### GIVEN TASK
Only the pictures stay out; every record is to be quoted exactly.

** BEGIN RECORDS FOR THIS TASK **

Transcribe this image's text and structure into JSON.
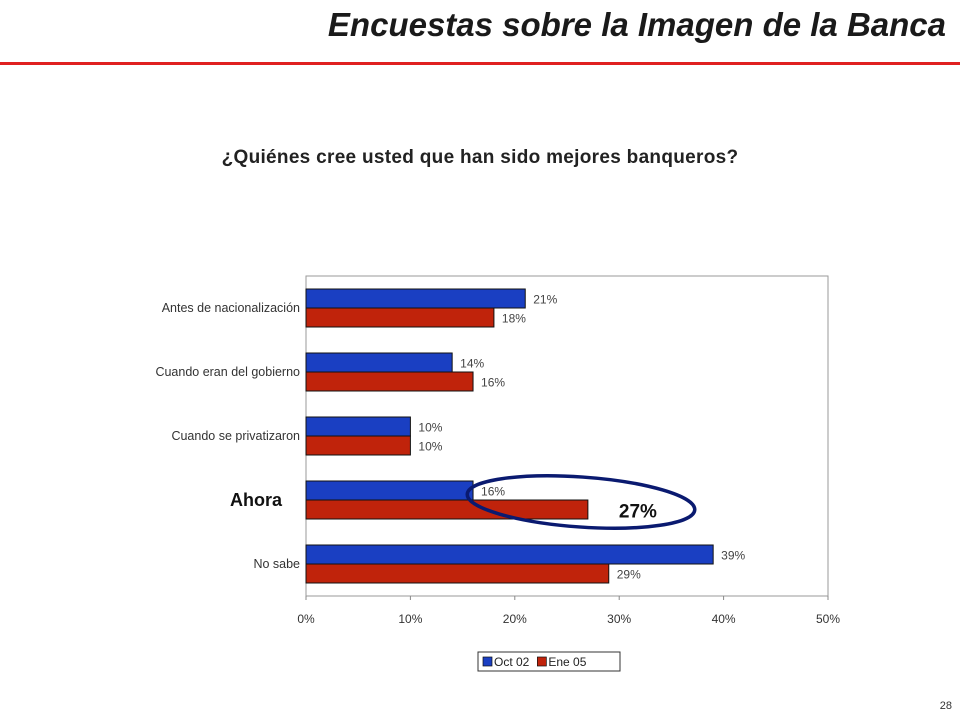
{
  "slide": {
    "title": "Encuestas sobre la Imagen de la Banca",
    "question": "¿Quiénes cree usted que han sido mejores banqueros?",
    "page_number": "28",
    "accent_color": "#e02020"
  },
  "chart_data": {
    "type": "bar",
    "orientation": "horizontal",
    "categories": [
      "Antes de nacionalización",
      "Cuando eran del gobierno",
      "Cuando se privatizaron",
      "Ahora",
      "No sabe"
    ],
    "series": [
      {
        "name": "Oct 02",
        "color": "#1a3fc2",
        "values": [
          21,
          14,
          10,
          16,
          39
        ],
        "labels": [
          "21%",
          "14%",
          "10%",
          "16%",
          "39%"
        ]
      },
      {
        "name": "Ene 05",
        "color": "#c0230b",
        "values": [
          18,
          16,
          10,
          27,
          29
        ],
        "labels": [
          "18%",
          "16%",
          "10%",
          "27%",
          "29%"
        ]
      }
    ],
    "xlim": [
      0,
      50
    ],
    "xticks": [
      "0%",
      "10%",
      "20%",
      "30%",
      "40%",
      "50%"
    ],
    "grid": false,
    "legend": "bottom-center",
    "highlight": {
      "category": "Ahora",
      "series": "Ene 05",
      "label": "27%"
    }
  }
}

** END RECORDS FOR THIS TASK **

### REPLY
Transcribe this image's text and structure into JSON.
{
  "slide": {
    "title": "Encuestas sobre la Imagen de la Banca",
    "question": "¿Quiénes cree usted que han sido mejores banqueros?",
    "page_number": "28",
    "accent_color": "#e02020"
  },
  "chart_data": {
    "type": "bar",
    "orientation": "horizontal",
    "categories": [
      "Antes de nacionalización",
      "Cuando eran del gobierno",
      "Cuando se privatizaron",
      "Ahora",
      "No sabe"
    ],
    "series": [
      {
        "name": "Oct 02",
        "color": "#1a3fc2",
        "values": [
          21,
          14,
          10,
          16,
          39
        ],
        "labels": [
          "21%",
          "14%",
          "10%",
          "16%",
          "39%"
        ]
      },
      {
        "name": "Ene 05",
        "color": "#c0230b",
        "values": [
          18,
          16,
          10,
          27,
          29
        ],
        "labels": [
          "18%",
          "16%",
          "10%",
          "27%",
          "29%"
        ]
      }
    ],
    "xlim": [
      0,
      50
    ],
    "xticks": [
      "0%",
      "10%",
      "20%",
      "30%",
      "40%",
      "50%"
    ],
    "grid": false,
    "legend": "bottom-center",
    "highlight": {
      "category": "Ahora",
      "series": "Ene 05",
      "label": "27%"
    }
  }
}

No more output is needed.